Problem details: Select every line holding the word "data" and copy it.

* begin Material for this task *

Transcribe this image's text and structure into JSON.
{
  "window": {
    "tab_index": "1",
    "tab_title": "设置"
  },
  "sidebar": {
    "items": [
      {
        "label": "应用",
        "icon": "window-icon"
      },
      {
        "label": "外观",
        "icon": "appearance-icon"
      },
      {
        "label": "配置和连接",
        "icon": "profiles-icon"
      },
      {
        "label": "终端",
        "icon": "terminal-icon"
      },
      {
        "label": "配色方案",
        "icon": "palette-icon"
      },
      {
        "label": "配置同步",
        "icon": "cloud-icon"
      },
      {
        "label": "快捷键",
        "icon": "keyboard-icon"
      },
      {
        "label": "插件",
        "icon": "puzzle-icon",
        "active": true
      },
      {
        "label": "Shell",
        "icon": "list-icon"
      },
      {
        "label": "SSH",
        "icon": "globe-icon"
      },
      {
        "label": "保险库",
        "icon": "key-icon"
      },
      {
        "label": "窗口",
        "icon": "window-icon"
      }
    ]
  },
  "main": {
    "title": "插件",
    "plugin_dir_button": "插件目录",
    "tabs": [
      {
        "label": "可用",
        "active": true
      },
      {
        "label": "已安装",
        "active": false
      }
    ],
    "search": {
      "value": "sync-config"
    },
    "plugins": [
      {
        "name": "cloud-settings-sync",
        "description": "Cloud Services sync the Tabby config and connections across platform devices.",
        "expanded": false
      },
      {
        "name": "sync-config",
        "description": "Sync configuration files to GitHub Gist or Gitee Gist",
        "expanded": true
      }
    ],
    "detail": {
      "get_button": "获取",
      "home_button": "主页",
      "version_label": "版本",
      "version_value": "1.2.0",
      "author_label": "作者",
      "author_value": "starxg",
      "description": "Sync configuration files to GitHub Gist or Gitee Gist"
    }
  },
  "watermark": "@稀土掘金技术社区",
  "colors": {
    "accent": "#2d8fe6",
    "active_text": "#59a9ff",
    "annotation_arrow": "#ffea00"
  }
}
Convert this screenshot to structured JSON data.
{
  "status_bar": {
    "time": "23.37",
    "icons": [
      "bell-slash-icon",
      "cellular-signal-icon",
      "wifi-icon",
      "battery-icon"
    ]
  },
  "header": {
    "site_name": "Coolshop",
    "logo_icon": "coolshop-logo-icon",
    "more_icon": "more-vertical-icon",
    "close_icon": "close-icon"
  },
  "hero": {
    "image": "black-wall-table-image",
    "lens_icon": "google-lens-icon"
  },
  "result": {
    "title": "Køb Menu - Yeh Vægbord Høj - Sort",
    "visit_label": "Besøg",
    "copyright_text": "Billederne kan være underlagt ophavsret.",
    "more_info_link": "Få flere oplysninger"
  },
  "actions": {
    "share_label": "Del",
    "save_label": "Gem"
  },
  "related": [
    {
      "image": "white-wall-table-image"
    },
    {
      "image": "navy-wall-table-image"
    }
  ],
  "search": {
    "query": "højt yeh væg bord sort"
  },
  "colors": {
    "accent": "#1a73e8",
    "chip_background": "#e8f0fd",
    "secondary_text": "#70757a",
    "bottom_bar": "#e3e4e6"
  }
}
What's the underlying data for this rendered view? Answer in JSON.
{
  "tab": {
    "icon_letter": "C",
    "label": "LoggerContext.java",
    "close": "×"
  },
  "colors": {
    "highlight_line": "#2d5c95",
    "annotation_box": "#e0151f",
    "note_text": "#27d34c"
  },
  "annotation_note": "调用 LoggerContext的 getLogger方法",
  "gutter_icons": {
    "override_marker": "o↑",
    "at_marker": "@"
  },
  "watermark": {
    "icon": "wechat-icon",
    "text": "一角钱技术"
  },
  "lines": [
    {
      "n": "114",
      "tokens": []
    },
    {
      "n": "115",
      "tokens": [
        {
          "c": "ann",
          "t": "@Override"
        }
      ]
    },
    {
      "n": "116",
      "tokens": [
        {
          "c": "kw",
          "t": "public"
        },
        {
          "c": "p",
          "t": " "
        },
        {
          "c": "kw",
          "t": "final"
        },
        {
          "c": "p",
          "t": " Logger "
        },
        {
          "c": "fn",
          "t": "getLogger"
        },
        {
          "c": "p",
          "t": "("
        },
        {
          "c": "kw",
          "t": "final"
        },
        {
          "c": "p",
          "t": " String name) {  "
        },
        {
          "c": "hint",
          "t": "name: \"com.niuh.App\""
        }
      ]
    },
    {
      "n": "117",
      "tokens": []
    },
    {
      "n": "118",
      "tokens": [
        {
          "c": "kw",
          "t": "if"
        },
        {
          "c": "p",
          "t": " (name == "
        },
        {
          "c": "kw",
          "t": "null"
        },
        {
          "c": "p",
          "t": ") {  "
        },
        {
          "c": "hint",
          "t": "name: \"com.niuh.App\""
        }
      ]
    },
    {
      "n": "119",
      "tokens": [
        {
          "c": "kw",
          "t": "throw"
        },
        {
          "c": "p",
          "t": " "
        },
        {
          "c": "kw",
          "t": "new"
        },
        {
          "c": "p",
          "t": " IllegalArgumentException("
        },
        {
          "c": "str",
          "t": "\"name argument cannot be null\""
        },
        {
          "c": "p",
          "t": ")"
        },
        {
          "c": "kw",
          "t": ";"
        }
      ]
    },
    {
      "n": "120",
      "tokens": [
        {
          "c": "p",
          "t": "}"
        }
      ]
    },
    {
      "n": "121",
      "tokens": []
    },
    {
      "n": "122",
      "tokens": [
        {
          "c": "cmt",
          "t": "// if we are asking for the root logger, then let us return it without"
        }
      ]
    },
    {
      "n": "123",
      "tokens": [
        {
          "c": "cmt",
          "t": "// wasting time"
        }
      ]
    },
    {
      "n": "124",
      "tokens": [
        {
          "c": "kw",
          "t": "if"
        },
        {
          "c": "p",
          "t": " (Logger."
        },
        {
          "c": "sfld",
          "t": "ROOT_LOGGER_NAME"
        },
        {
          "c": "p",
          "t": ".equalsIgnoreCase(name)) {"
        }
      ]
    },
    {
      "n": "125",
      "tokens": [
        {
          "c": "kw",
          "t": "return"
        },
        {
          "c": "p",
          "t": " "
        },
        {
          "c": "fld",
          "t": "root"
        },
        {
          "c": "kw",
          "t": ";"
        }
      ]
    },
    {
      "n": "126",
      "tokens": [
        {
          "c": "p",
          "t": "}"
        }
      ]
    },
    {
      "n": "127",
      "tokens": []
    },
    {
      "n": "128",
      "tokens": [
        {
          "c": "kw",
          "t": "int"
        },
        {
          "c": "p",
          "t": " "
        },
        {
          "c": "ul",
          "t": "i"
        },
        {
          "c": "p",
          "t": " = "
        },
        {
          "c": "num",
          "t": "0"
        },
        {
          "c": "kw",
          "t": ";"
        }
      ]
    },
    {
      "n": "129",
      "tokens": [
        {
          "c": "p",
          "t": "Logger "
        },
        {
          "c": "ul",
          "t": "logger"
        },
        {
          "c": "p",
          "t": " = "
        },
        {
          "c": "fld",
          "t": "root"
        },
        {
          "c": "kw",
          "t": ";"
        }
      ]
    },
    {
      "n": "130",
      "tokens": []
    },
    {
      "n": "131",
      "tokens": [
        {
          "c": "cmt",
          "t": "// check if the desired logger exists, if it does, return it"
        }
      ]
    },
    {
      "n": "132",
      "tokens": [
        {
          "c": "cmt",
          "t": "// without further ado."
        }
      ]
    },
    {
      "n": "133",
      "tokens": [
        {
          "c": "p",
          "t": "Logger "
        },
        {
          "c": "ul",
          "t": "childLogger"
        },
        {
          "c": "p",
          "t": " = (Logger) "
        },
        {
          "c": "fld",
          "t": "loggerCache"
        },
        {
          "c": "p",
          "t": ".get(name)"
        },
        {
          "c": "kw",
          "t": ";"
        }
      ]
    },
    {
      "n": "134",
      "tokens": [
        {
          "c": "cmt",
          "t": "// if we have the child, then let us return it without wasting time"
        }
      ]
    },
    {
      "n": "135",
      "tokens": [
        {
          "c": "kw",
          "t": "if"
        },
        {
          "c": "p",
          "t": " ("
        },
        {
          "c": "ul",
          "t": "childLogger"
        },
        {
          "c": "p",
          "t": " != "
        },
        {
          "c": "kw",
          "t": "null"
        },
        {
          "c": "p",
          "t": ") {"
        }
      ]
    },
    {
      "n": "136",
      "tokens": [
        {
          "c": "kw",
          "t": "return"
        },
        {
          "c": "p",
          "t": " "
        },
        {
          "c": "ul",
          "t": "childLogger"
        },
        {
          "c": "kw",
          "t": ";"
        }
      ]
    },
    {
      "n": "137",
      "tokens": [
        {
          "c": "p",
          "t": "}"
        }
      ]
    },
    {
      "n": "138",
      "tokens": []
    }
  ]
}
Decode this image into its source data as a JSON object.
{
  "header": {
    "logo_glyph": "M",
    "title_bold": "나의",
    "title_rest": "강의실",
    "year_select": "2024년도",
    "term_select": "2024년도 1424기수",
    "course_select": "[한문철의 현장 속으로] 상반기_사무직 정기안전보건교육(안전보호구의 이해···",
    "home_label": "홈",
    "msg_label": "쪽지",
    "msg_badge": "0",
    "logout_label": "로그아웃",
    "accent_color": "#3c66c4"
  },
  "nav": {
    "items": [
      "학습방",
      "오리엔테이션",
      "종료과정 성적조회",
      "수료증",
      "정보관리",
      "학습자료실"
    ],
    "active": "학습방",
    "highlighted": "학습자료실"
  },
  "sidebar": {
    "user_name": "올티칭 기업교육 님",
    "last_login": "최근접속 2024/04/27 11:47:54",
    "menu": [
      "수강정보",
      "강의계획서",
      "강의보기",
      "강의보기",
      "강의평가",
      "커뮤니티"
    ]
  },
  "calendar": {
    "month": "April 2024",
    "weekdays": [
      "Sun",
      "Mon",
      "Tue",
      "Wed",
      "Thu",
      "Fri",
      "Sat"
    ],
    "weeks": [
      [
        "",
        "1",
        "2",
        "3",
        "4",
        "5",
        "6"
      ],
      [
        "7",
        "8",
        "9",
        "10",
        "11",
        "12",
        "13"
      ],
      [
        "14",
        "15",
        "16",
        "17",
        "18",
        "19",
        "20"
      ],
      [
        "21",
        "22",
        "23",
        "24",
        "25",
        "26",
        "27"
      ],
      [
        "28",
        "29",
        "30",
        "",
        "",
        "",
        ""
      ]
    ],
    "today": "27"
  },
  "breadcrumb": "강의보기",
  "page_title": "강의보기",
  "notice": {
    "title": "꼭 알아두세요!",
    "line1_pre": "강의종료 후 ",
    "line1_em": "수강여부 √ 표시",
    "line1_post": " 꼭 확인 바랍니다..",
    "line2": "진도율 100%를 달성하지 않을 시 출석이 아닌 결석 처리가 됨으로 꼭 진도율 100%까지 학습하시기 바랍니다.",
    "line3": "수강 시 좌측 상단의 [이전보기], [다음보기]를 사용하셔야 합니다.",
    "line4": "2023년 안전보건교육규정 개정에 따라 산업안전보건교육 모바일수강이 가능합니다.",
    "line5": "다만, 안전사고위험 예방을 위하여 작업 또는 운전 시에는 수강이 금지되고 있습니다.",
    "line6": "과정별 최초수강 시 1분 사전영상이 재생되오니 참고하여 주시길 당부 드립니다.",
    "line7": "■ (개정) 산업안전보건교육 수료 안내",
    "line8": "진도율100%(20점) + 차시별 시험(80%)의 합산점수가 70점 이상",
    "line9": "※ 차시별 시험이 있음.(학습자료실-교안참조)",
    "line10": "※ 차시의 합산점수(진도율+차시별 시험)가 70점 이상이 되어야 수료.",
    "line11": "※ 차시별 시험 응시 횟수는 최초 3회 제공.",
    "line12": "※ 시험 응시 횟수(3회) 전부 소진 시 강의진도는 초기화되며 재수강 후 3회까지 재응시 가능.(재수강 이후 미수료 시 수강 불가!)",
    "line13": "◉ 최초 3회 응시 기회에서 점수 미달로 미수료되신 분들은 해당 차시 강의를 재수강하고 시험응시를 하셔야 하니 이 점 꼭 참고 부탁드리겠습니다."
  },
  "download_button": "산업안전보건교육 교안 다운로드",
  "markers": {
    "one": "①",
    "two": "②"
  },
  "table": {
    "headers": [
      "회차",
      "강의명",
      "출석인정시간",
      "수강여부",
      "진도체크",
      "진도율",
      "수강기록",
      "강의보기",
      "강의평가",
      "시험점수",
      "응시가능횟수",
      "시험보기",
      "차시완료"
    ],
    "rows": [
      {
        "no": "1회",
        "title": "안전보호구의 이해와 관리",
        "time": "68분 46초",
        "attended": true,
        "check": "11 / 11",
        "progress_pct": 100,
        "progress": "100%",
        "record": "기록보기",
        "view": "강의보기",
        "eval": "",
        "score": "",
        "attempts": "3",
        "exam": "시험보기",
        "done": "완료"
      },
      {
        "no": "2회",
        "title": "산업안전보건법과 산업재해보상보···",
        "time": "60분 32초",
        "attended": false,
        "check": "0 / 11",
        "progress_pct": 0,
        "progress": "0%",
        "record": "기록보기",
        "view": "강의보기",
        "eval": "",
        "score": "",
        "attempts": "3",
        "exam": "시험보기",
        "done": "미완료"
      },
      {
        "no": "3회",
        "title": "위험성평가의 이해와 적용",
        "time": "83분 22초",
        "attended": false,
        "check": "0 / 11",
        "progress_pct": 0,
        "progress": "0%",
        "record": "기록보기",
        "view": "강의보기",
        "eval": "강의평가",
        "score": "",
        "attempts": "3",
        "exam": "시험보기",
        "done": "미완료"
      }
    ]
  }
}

* end Material for this task *

Task result:
Convert this screenshot to structured JSON data.
What's the underlying data for this rendered view? Answer in JSON.
Decode this image into its source data as a JSON object.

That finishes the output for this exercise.